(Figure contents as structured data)
★ ★ ★ ★

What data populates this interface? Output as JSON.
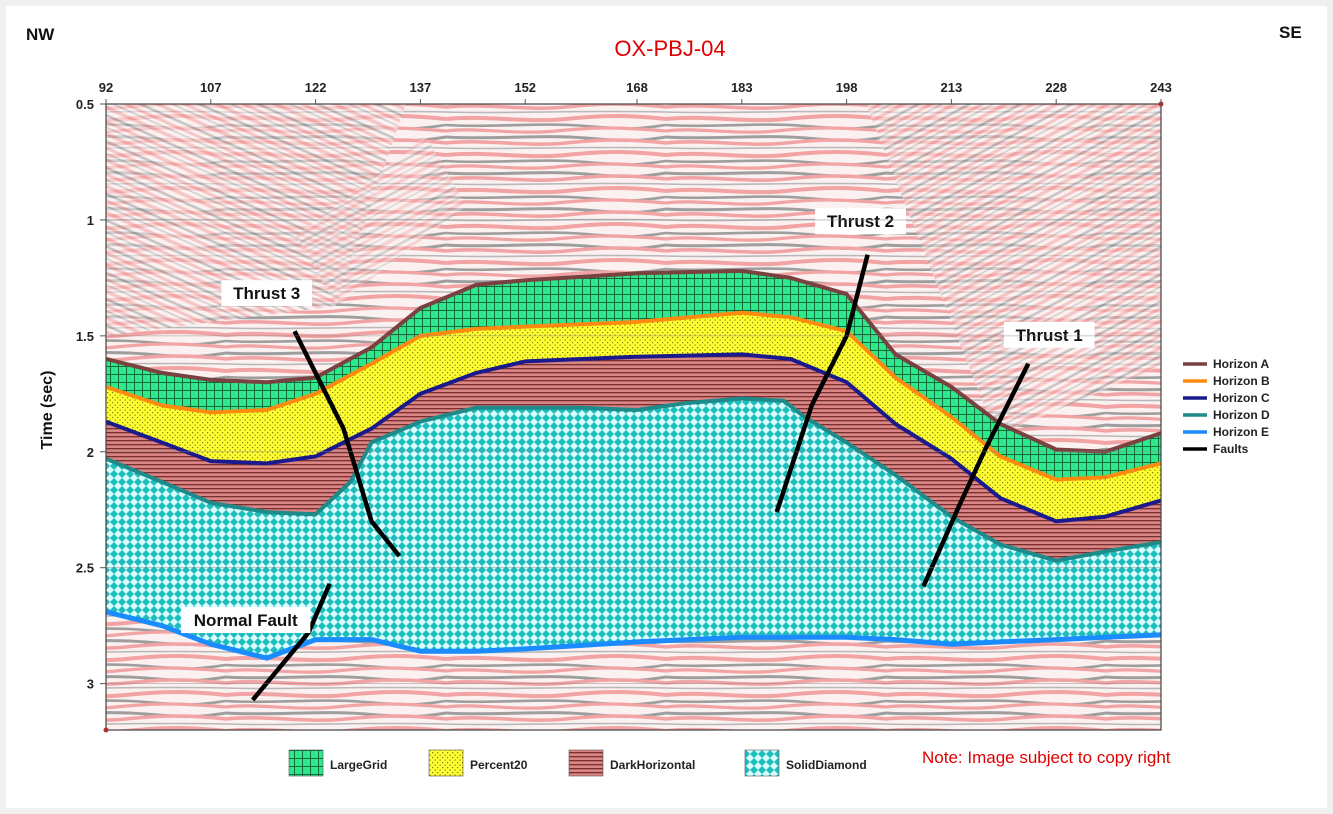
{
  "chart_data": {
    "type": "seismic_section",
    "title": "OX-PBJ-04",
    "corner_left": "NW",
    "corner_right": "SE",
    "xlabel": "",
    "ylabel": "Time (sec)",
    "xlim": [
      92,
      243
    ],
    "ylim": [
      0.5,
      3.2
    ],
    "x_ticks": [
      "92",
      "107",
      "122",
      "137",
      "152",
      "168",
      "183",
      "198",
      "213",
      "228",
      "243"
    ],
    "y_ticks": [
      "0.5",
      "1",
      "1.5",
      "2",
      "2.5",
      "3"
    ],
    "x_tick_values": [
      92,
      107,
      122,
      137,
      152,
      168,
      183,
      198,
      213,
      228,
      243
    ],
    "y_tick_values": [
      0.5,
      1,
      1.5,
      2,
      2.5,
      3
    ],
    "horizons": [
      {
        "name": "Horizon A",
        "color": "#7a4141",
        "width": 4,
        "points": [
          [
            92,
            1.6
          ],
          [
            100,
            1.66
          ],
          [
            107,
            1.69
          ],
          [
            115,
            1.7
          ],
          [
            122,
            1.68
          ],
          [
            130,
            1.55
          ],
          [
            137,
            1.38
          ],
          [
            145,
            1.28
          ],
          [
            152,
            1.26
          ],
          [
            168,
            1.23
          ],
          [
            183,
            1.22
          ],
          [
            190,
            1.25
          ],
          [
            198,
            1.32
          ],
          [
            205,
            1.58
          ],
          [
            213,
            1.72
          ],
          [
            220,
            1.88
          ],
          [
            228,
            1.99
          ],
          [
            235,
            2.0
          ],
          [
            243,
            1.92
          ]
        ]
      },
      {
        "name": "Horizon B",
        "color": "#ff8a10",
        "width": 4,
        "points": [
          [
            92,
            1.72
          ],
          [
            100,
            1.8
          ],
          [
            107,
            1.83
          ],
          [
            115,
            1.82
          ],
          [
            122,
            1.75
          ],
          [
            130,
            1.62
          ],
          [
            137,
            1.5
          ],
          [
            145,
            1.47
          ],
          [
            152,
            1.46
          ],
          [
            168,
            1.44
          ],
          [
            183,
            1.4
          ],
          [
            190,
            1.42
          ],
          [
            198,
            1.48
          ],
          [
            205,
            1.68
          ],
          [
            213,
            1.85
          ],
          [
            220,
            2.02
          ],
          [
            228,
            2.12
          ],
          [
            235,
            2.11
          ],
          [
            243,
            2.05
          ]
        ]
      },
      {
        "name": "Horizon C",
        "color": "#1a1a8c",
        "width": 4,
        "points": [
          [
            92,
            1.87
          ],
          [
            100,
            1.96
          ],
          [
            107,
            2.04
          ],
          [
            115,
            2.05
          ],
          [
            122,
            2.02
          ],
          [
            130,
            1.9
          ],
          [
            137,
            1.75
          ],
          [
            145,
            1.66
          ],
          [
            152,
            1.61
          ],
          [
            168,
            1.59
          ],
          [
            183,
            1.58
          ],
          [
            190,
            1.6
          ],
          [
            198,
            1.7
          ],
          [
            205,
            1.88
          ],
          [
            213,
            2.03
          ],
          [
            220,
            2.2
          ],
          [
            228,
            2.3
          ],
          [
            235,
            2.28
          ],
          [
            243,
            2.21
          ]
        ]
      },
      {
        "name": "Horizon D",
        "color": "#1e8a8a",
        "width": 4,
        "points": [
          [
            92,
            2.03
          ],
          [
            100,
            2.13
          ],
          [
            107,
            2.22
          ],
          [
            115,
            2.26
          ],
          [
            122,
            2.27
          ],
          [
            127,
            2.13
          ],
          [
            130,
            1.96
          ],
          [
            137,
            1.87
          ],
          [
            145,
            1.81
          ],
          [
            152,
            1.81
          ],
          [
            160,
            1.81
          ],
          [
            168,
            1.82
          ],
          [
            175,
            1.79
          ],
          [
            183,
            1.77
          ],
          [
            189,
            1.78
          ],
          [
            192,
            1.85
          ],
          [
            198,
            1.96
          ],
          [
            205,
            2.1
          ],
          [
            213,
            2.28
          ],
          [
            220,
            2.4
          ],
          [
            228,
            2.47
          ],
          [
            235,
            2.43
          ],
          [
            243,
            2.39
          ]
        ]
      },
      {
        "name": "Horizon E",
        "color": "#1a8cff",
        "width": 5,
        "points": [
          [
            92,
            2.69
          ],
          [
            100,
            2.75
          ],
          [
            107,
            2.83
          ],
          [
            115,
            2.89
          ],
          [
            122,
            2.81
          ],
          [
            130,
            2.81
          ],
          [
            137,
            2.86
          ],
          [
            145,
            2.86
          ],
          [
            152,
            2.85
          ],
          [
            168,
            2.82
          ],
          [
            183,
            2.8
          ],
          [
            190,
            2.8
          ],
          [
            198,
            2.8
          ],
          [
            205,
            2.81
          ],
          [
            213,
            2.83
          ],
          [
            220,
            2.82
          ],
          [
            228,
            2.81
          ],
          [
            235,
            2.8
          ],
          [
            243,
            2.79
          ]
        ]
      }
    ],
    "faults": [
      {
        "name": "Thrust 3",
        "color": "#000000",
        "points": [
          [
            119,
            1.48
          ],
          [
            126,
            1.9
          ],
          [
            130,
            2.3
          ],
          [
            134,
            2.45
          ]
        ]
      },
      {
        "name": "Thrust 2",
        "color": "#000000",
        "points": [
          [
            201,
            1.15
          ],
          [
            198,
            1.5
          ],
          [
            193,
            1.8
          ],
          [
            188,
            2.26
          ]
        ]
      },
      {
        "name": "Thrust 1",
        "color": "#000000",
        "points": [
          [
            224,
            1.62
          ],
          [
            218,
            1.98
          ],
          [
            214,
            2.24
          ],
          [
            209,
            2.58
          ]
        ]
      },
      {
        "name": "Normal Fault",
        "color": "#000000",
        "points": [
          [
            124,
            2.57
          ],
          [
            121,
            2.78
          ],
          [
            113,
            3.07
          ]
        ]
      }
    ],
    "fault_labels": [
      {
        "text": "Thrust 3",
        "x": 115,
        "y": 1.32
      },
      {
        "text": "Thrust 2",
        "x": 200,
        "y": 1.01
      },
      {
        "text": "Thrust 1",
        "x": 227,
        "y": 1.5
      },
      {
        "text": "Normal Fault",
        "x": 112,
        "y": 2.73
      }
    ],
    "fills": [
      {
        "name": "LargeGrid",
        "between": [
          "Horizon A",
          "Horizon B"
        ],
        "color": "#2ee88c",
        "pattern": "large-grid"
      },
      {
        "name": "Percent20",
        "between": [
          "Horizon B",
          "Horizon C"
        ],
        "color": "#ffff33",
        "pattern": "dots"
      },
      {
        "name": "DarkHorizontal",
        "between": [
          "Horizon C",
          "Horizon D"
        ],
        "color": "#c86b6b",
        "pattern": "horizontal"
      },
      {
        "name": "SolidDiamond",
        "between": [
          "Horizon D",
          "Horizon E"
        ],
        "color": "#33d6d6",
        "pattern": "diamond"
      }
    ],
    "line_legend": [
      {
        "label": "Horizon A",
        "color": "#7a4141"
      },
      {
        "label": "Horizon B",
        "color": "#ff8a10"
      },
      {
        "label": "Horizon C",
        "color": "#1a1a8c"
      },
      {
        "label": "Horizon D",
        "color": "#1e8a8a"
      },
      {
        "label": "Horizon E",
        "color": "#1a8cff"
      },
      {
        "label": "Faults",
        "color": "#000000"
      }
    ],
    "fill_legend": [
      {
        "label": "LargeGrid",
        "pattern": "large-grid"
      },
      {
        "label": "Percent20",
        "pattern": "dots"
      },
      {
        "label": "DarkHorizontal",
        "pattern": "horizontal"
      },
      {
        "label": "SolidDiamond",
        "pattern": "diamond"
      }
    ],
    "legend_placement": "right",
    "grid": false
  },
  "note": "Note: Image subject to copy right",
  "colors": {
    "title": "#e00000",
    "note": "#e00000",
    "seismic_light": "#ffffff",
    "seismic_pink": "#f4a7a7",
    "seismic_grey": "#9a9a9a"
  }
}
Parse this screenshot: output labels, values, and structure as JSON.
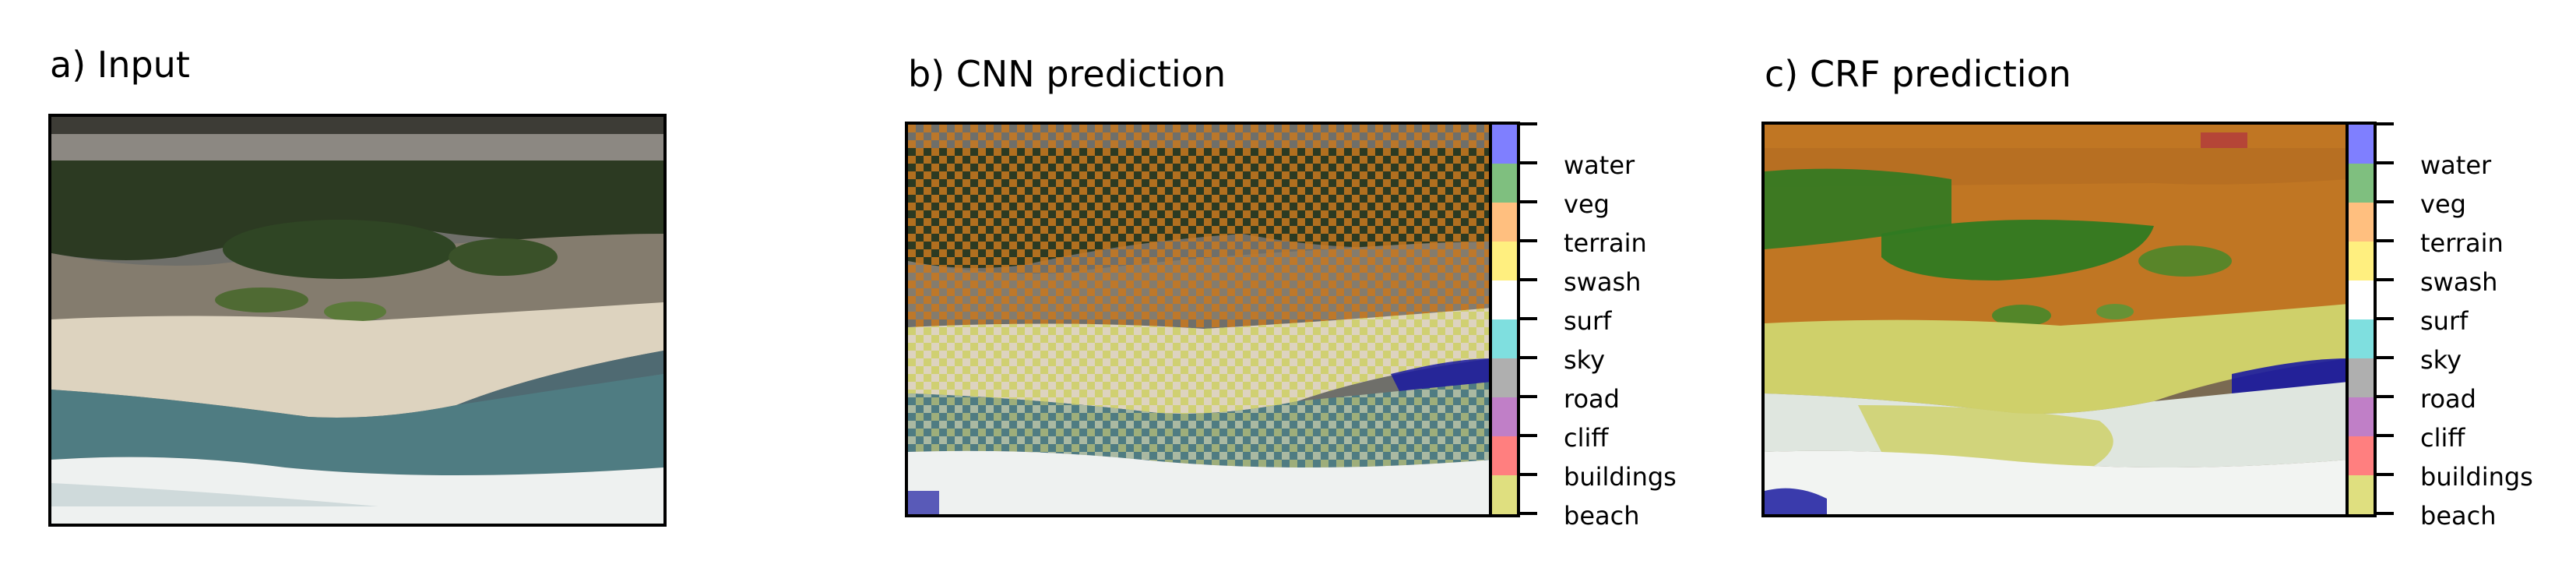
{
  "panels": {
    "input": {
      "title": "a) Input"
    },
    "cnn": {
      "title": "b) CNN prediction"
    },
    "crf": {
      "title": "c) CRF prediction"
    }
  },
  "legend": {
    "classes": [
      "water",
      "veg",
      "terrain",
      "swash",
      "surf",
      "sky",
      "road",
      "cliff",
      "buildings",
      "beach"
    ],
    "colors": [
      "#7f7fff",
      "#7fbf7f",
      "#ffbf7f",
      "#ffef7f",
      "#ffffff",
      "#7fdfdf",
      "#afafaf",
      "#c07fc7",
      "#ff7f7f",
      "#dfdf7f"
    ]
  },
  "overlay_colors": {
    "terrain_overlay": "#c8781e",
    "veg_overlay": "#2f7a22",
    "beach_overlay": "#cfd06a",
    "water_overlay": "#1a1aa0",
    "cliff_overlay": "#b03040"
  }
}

★ ★ ★ ★

→ **Required task**
Extract only the lines from the one that contains "Parse this screenshot: output" through the end of the records, inclusive, and omit every picture.

→ **Task response**
Parse this screenshot: output labels, values, and structure as JSON.
{
  "panels": {
    "input": {
      "title": "a) Input"
    },
    "cnn": {
      "title": "b) CNN prediction"
    },
    "crf": {
      "title": "c) CRF prediction"
    }
  },
  "legend": {
    "classes": [
      "water",
      "veg",
      "terrain",
      "swash",
      "surf",
      "sky",
      "road",
      "cliff",
      "buildings",
      "beach"
    ],
    "colors": [
      "#7f7fff",
      "#7fbf7f",
      "#ffbf7f",
      "#ffef7f",
      "#ffffff",
      "#7fdfdf",
      "#afafaf",
      "#c07fc7",
      "#ff7f7f",
      "#dfdf7f"
    ]
  },
  "overlay_colors": {
    "terrain_overlay": "#c8781e",
    "veg_overlay": "#2f7a22",
    "beach_overlay": "#cfd06a",
    "water_overlay": "#1a1aa0",
    "cliff_overlay": "#b03040"
  }
}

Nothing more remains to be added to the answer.